TASK INSTRUCTIONS:
Identify the lines that contain the word "flasher", then copy them.

Data entries:
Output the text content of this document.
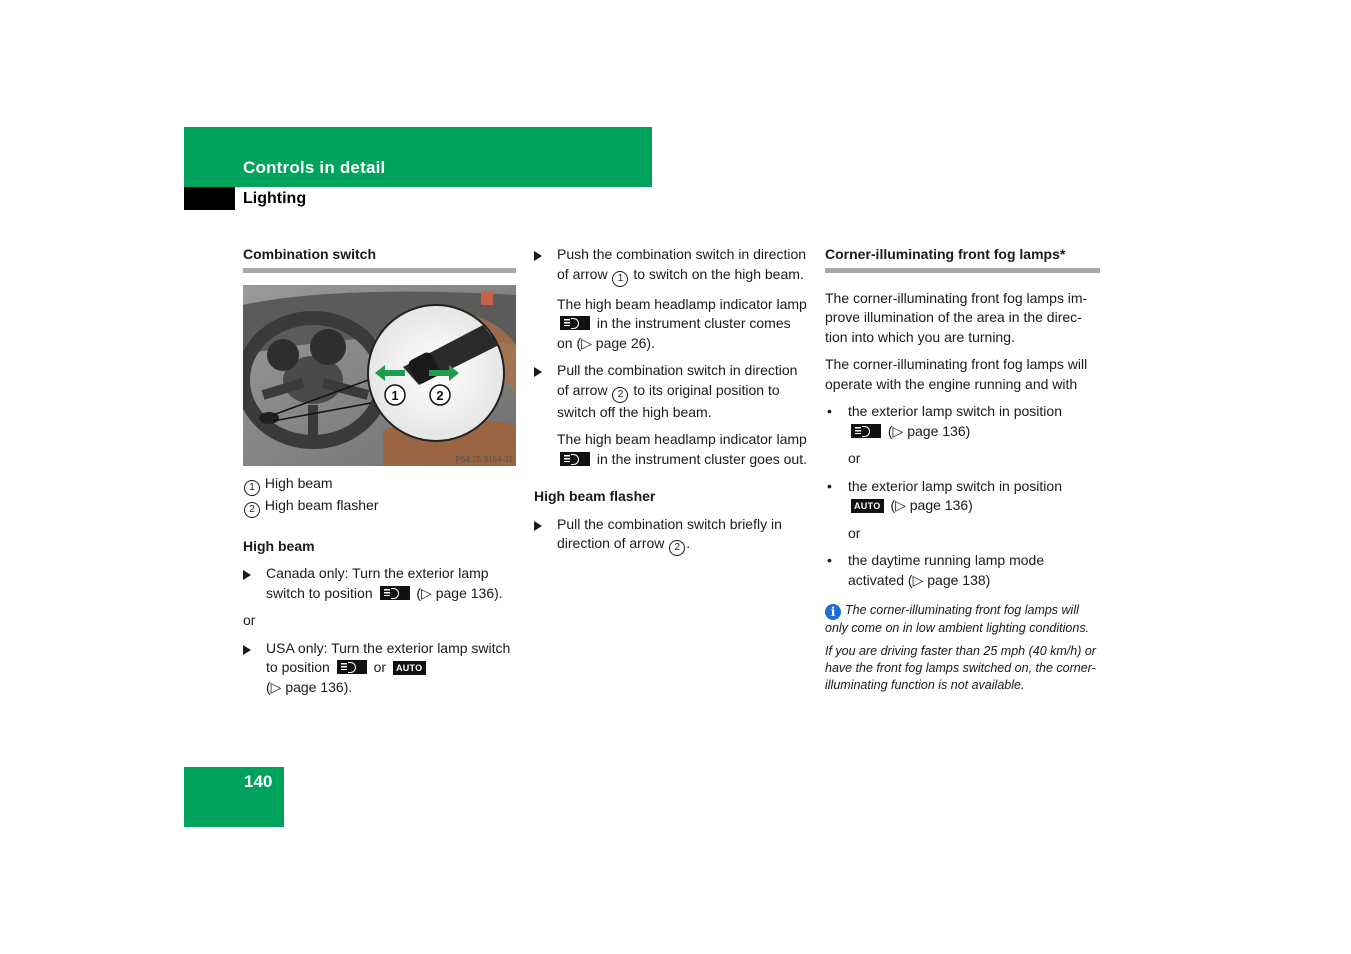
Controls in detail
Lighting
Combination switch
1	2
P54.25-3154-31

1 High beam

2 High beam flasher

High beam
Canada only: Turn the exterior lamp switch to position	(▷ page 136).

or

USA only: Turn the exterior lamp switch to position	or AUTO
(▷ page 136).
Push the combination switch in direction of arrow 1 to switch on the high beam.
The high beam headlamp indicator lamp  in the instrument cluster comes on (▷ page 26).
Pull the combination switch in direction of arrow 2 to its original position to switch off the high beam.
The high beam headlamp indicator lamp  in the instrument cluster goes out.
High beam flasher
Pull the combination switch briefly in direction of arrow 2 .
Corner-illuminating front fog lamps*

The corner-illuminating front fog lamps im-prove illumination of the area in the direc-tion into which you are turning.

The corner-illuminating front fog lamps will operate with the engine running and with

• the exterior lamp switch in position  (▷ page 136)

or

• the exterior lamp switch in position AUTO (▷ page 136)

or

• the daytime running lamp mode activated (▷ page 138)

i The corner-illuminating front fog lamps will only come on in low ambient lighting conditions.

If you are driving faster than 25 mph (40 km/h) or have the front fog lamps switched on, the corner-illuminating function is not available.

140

...

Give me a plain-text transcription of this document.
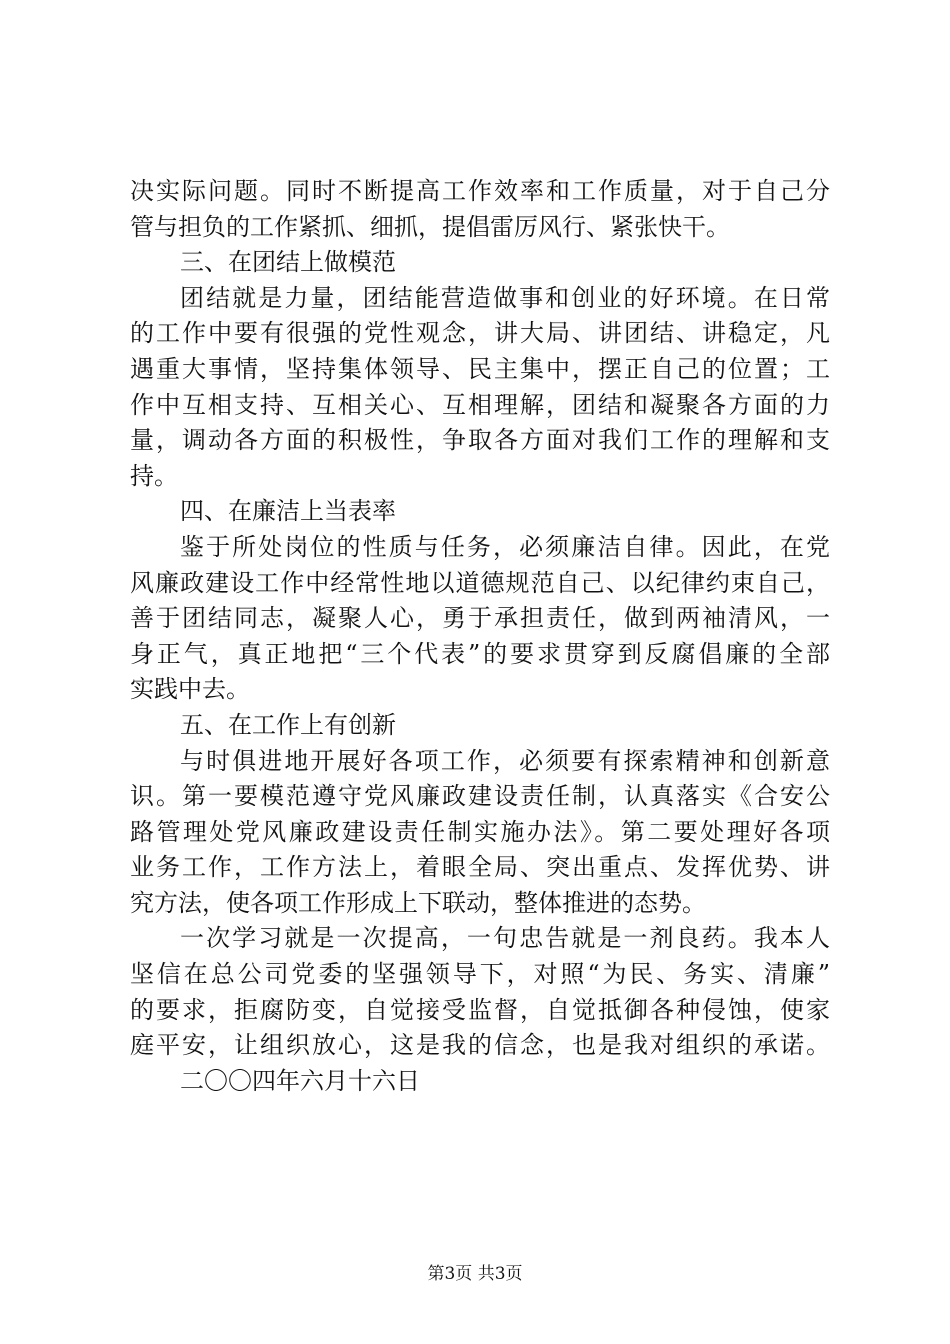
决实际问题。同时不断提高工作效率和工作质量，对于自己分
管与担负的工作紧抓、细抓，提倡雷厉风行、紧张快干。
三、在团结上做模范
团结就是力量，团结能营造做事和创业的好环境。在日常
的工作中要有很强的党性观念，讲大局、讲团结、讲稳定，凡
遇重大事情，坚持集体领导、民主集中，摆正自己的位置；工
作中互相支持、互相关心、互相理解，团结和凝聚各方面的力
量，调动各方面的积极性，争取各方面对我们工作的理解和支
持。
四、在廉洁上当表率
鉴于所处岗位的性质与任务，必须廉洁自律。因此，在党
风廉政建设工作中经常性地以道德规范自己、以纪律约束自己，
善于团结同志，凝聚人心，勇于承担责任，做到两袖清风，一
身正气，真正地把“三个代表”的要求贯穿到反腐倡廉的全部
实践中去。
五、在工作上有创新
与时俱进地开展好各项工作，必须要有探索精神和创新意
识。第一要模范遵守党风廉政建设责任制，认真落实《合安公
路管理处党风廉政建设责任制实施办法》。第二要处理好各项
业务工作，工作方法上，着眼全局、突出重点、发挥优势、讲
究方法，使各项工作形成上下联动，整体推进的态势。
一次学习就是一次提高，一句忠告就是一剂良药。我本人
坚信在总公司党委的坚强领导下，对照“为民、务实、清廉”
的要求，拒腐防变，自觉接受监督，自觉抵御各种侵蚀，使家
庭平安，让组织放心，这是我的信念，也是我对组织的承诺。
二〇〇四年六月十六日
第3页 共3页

TASK SOLUTION:
2 High beam flasher
High beam flasher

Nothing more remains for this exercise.